=== Stored data ===
--- BEGIN ---

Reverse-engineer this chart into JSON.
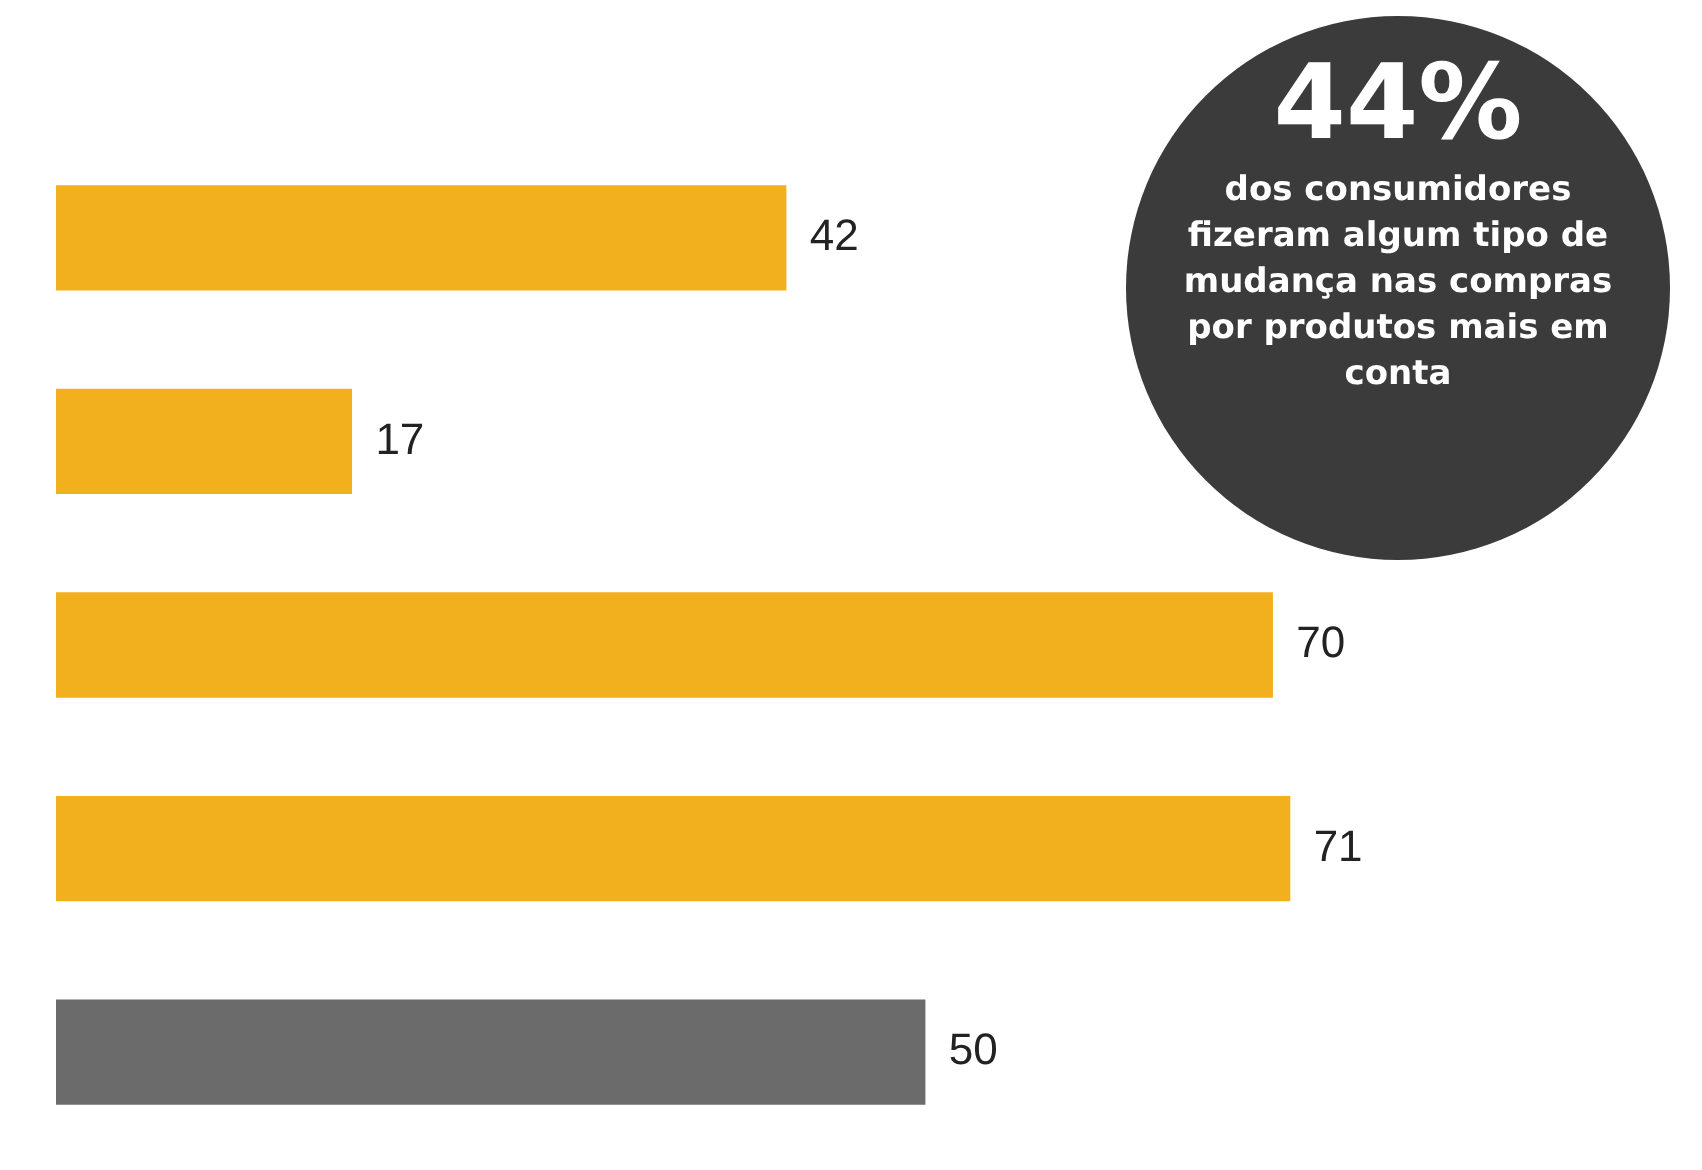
{
  "chart_data": {
    "type": "bar",
    "orientation": "horizontal",
    "categories": [
      null,
      null,
      null,
      null,
      null
    ],
    "values": [
      42,
      17,
      70,
      71,
      50
    ],
    "colors": [
      "#f2b01e",
      "#f2b01e",
      "#f2b01e",
      "#f2b01e",
      "#6b6b6b"
    ],
    "data_labels": true,
    "tick_labels": false,
    "annotations": [
      "44%",
      "dos consumidores fizeram algum tipo de mudança nas compras por produtos mais em conta"
    ]
  }
}
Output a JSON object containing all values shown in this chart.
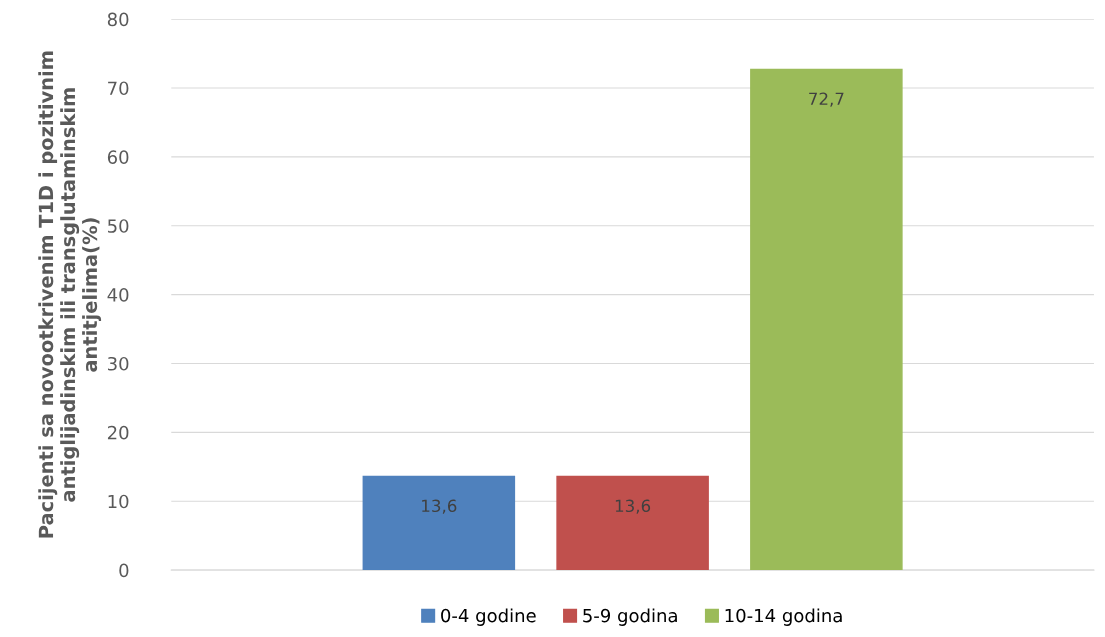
{
  "chart_data": {
    "type": "bar",
    "ylabel": "Pacijenti sa novootkrivenim T1D i pozitivnim\nantiglijadinskim ili transglutaminskim\nantitjelima(%)",
    "categories": [
      null
    ],
    "series": [
      {
        "name": "0-4 godine",
        "color": "#4f81bd",
        "values": [
          13.6
        ],
        "value_labels": [
          "13,6"
        ]
      },
      {
        "name": "5-9 godina",
        "color": "#c0504d",
        "values": [
          13.6
        ],
        "value_labels": [
          "13,6"
        ]
      },
      {
        "name": "10-14 godina",
        "color": "#9bbb59",
        "values": [
          72.7
        ],
        "value_labels": [
          "72,7"
        ]
      }
    ],
    "ylim": [
      0,
      80
    ],
    "yticks": [
      0,
      10,
      20,
      30,
      40,
      50,
      60,
      70,
      80
    ],
    "grid": "y",
    "legend": "bottom"
  }
}
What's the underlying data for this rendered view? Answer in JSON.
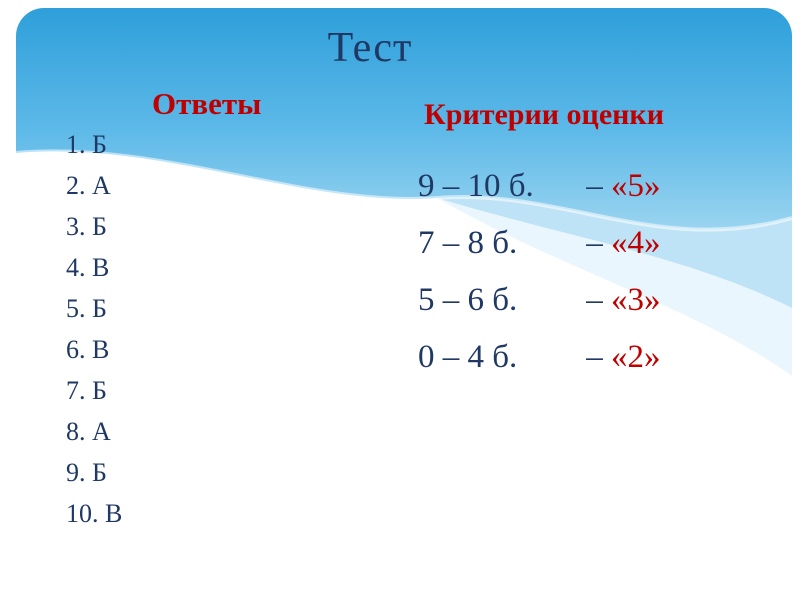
{
  "slide": {
    "title": "Тест",
    "answers": {
      "heading": "Ответы",
      "items": [
        "1. Б",
        "2. А",
        "3. Б",
        "4. В",
        "5. Б",
        "6. В",
        "7. Б",
        "8. А",
        "9. Б",
        "10. В"
      ]
    },
    "criteria": {
      "heading": "Критерии оценки",
      "separator": "–",
      "items": [
        {
          "range": "9 – 10 б.",
          "grade": "«5»"
        },
        {
          "range": "7 – 8 б.",
          "grade": "«4»"
        },
        {
          "range": "5 – 6 б.",
          "grade": "«3»"
        },
        {
          "range": "0 – 4 б.",
          "grade": "«2»"
        }
      ]
    },
    "colors": {
      "heading_red": "#C00000",
      "text_blue": "#1F3864",
      "sky_top": "#2E9FDA",
      "sky_bottom": "#9AD4F0",
      "wave_band_1": "#AEDCF4",
      "wave_band_2": "#D7EFFB"
    }
  }
}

--- END ---

=== Written problem ===
Pull every line containing the word "name" out of the material and copy it.

=== Written answer ===
        "name": "0-4 godine",
        "name": "5-9 godina",
        "name": "10-14 godina",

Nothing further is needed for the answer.